## Written problem
Reproduce each line of the material precisely.
[BEGIN Provided entries]
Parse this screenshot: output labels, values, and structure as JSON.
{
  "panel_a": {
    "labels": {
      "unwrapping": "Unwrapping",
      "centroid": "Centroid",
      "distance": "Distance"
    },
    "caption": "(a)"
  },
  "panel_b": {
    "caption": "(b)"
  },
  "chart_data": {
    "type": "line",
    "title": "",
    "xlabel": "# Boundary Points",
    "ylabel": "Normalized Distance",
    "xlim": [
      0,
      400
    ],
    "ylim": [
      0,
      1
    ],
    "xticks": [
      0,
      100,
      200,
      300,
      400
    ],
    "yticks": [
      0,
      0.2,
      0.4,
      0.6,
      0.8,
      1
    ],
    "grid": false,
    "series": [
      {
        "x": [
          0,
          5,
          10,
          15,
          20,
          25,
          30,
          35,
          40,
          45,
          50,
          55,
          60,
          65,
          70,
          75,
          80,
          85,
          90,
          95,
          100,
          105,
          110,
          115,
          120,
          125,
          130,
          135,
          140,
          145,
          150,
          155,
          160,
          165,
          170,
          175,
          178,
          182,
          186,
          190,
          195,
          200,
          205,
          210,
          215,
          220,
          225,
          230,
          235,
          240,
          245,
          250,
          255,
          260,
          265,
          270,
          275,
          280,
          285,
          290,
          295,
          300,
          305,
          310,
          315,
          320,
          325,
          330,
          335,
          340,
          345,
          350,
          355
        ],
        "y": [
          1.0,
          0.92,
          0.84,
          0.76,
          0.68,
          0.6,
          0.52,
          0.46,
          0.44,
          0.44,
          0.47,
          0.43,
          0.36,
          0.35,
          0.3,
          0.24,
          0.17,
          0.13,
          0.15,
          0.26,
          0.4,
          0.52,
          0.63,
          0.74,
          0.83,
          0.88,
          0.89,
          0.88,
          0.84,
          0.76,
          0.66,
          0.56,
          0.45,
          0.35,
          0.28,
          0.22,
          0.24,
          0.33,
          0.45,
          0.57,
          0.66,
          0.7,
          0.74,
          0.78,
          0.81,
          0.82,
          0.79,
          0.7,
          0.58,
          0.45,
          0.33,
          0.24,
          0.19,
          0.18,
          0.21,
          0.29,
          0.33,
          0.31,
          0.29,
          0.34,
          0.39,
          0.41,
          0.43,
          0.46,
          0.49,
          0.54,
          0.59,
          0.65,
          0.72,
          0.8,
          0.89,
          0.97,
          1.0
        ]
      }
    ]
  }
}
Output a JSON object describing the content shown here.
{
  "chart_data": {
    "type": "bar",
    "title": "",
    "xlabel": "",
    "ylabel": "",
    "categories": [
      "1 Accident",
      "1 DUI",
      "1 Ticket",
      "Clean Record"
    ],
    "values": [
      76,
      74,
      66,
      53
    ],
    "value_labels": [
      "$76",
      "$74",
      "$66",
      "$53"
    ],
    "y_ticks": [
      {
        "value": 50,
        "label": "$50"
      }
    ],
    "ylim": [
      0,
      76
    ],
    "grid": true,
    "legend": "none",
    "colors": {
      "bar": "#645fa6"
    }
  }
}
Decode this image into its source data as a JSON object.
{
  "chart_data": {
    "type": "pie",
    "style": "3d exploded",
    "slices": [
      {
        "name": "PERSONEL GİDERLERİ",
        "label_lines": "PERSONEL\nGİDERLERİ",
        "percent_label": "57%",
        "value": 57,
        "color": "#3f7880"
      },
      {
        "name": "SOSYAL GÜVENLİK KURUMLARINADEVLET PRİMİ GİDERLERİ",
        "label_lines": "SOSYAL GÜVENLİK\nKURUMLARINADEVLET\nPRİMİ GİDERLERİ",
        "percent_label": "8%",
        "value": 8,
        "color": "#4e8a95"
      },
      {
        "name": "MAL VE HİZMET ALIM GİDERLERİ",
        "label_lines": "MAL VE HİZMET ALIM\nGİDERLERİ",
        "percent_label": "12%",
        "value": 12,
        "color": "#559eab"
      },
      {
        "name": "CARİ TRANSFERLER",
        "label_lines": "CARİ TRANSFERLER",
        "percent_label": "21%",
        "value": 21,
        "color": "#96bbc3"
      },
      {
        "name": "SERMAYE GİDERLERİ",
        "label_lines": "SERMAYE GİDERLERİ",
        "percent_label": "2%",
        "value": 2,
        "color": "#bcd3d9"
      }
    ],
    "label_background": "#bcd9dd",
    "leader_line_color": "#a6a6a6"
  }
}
[END Provided entries]
## The reply
Parse this screenshot: output labels, values, and structure as JSON.
{
  "panel_a": {
    "labels": {
      "unwrapping": "Unwrapping",
      "centroid": "Centroid",
      "distance": "Distance"
    },
    "caption": "(a)"
  },
  "panel_b": {
    "caption": "(b)"
  },
  "chart_data": {
    "type": "line",
    "title": "",
    "xlabel": "# Boundary Points",
    "ylabel": "Normalized Distance",
    "xlim": [
      0,
      400
    ],
    "ylim": [
      0,
      1
    ],
    "xticks": [
      0,
      100,
      200,
      300,
      400
    ],
    "yticks": [
      0,
      0.2,
      0.4,
      0.6,
      0.8,
      1
    ],
    "grid": false,
    "series": [
      {
        "x": [
          0,
          5,
          10,
          15,
          20,
          25,
          30,
          35,
          40,
          45,
          50,
          55,
          60,
          65,
          70,
          75,
          80,
          85,
          90,
          95,
          100,
          105,
          110,
          115,
          120,
          125,
          130,
          135,
          140,
          145,
          150,
          155,
          160,
          165,
          170,
          175,
          178,
          182,
          186,
          190,
          195,
          200,
          205,
          210,
          215,
          220,
          225,
          230,
          235,
          240,
          245,
          250,
          255,
          260,
          265,
          270,
          275,
          280,
          285,
          290,
          295,
          300,
          305,
          310,
          315,
          320,
          325,
          330,
          335,
          340,
          345,
          350,
          355
        ],
        "y": [
          1.0,
          0.92,
          0.84,
          0.76,
          0.68,
          0.6,
          0.52,
          0.46,
          0.44,
          0.44,
          0.47,
          0.43,
          0.36,
          0.35,
          0.3,
          0.24,
          0.17,
          0.13,
          0.15,
          0.26,
          0.4,
          0.52,
          0.63,
          0.74,
          0.83,
          0.88,
          0.89,
          0.88,
          0.84,
          0.76,
          0.66,
          0.56,
          0.45,
          0.35,
          0.28,
          0.22,
          0.24,
          0.33,
          0.45,
          0.57,
          0.66,
          0.7,
          0.74,
          0.78,
          0.81,
          0.82,
          0.79,
          0.7,
          0.58,
          0.45,
          0.33,
          0.24,
          0.19,
          0.18,
          0.21,
          0.29,
          0.33,
          0.31,
          0.29,
          0.34,
          0.39,
          0.41,
          0.43,
          0.46,
          0.49,
          0.54,
          0.59,
          0.65,
          0.72,
          0.8,
          0.89,
          0.97,
          1.0
        ]
      }
    ]
  }
}
Output a JSON object describing the content shown here.
{
  "chart_data": {
    "type": "bar",
    "title": "",
    "xlabel": "",
    "ylabel": "",
    "categories": [
      "1 Accident",
      "1 DUI",
      "1 Ticket",
      "Clean Record"
    ],
    "values": [
      76,
      74,
      66,
      53
    ],
    "value_labels": [
      "$76",
      "$74",
      "$66",
      "$53"
    ],
    "y_ticks": [
      {
        "value": 50,
        "label": "$50"
      }
    ],
    "ylim": [
      0,
      76
    ],
    "grid": true,
    "legend": "none",
    "colors": {
      "bar": "#645fa6"
    }
  }
}
Decode this image into its source data as a JSON object.
{
  "chart_data": {
    "type": "pie",
    "style": "3d exploded",
    "slices": [
      {
        "name": "PERSONEL GİDERLERİ",
        "label_lines": "PERSONEL\nGİDERLERİ",
        "percent_label": "57%",
        "value": 57,
        "color": "#3f7880"
      },
      {
        "name": "SOSYAL GÜVENLİK KURUMLARINADEVLET PRİMİ GİDERLERİ",
        "label_lines": "SOSYAL GÜVENLİK\nKURUMLARINADEVLET\nPRİMİ GİDERLERİ",
        "percent_label": "8%",
        "value": 8,
        "color": "#4e8a95"
      },
      {
        "name": "MAL VE HİZMET ALIM GİDERLERİ",
        "label_lines": "MAL VE HİZMET ALIM\nGİDERLERİ",
        "percent_label": "12%",
        "value": 12,
        "color": "#559eab"
      },
      {
        "name": "CARİ TRANSFERLER",
        "label_lines": "CARİ TRANSFERLER",
        "percent_label": "21%",
        "value": 21,
        "color": "#96bbc3"
      },
      {
        "name": "SERMAYE GİDERLERİ",
        "label_lines": "SERMAYE GİDERLERİ",
        "percent_label": "2%",
        "value": 2,
        "color": "#bcd3d9"
      }
    ],
    "label_background": "#bcd9dd",
    "leader_line_color": "#a6a6a6"
  }
}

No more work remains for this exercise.